- PROMPT
Recast every line of the entries below as a Markdown table with the columns "Row" and "Line," numbering each row and omitting blank lines. Leave the pictures out of the table.

-- START RECORDS SUPPLIED --

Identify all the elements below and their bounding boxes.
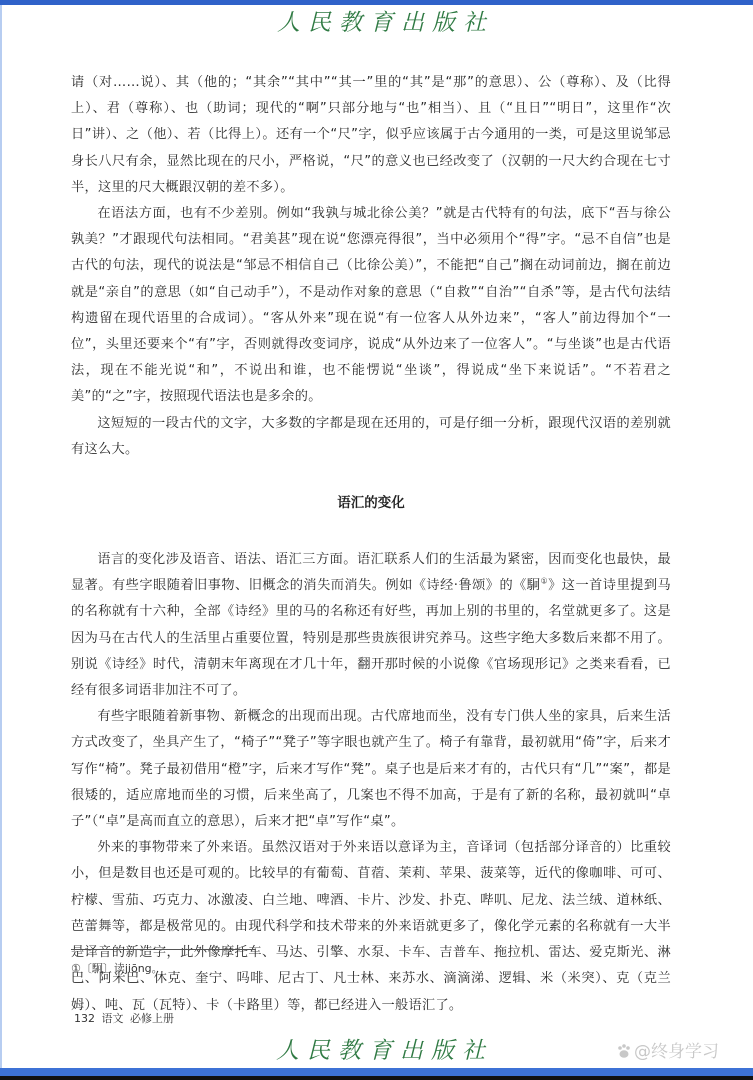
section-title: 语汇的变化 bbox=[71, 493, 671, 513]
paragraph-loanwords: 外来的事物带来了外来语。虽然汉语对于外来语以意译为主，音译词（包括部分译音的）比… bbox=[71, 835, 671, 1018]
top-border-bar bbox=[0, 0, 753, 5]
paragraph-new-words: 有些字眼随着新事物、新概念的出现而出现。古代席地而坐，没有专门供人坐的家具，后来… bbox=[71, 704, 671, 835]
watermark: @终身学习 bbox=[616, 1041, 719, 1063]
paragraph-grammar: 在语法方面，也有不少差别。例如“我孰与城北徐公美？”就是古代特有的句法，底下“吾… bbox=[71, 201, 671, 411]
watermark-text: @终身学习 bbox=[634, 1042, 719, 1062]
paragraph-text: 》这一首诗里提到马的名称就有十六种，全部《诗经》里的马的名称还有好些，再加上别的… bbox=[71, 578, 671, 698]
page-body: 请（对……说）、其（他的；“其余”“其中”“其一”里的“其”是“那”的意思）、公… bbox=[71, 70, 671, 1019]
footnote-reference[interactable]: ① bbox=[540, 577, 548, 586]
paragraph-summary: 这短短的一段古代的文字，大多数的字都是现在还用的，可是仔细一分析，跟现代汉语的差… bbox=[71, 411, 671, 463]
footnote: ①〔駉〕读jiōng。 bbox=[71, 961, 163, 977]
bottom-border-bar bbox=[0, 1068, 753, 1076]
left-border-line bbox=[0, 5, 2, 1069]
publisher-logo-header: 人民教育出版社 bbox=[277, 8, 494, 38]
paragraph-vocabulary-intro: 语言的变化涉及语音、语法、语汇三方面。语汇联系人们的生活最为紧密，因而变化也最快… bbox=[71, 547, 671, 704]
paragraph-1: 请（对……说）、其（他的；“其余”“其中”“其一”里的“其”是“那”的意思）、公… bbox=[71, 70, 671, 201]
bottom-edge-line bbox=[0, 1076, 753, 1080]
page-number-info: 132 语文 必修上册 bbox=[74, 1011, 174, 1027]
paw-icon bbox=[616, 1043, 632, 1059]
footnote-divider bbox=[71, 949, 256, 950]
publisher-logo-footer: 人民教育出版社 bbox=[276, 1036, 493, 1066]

-- END RECORDS SUPPLIED --

- REPLY TO THE TASK
| Row | Line |
|---|---|
| 1 | Identify all the elements below and their bounding boxes. |
| 2 | section-title: 语汇的变化 bbox=[71, 493, 671, 513] |
| 3 | paragraph-loanwords: 外来的事物带来了外来语。虽然汉语对于外来语以意译为主，音译词（包括部分译音的）比… bbox=[71, 835, 671, 1018] |
| 4 | top-border-bar bbox=[0, 0, 753, 5] |
| 5 | paragraph-new-words: 有些字眼随着新事物、新概念的出现而出现。古代席地而坐，没有专门供人坐的家具，后来… bbox=[71, 704, 671, 835] |
| 6 | watermark: @终身学习 bbox=[616, 1041, 719, 1063] |
| 7 | paragraph-grammar: 在语法方面，也有不少差别。例如“我孰与城北徐公美？”就是古代特有的句法，底下“吾… bbox=[71, 201, 671, 411] |
| 8 | watermark-text: @终身学习 bbox=[634, 1042, 719, 1062] |
| 9 | paragraph-text: 》这一首诗里提到马的名称就有十六种，全部《诗经》里的马的名称还有好些，再加上别的… bbox=[71, 578, 671, 698] |
| 10 | page-body: 请（对……说）、其（他的；“其余”“其中”“其一”里的“其”是“那”的意思）、公… bbox=[71, 70, 671, 1019] |
| 11 | footnote-reference[interactable]: ① bbox=[540, 577, 548, 586] |
| 12 | paragraph-summary: 这短短的一段古代的文字，大多数的字都是现在还用的，可是仔细一分析，跟现代汉语的差… bbox=[71, 411, 671, 463] |
| 13 | footnote: ①〔駉〕读jiōng。 bbox=[71, 961, 163, 977] |
| 14 | bottom-border-bar bbox=[0, 1068, 753, 1076] |
| 15 | left-border-line bbox=[0, 5, 2, 1069] |
| 16 | publisher-logo-header: 人民教育出版社 bbox=[277, 8, 494, 38] |
| 17 | paragraph-vocabulary-intro: 语言的变化涉及语音、语法、语汇三方面。语汇联系人们的生活最为紧密，因而变化也最快… bbox=[71, 547, 671, 704] |
| 18 | paragraph-1: 请（对……说）、其（他的；“其余”“其中”“其一”里的“其”是“那”的意思）、公… bbox=[71, 70, 671, 201] |
| 19 | bottom-edge-line bbox=[0, 1076, 753, 1080] |
| 20 | page-number-info: 132 语文 必修上册 bbox=[74, 1011, 174, 1027] |
| 21 | paw-icon bbox=[616, 1043, 632, 1059] |
| 22 | footnote-divider bbox=[71, 949, 256, 950] |
| 23 | publisher-logo-footer: 人民教育出版社 bbox=[276, 1036, 493, 1066] |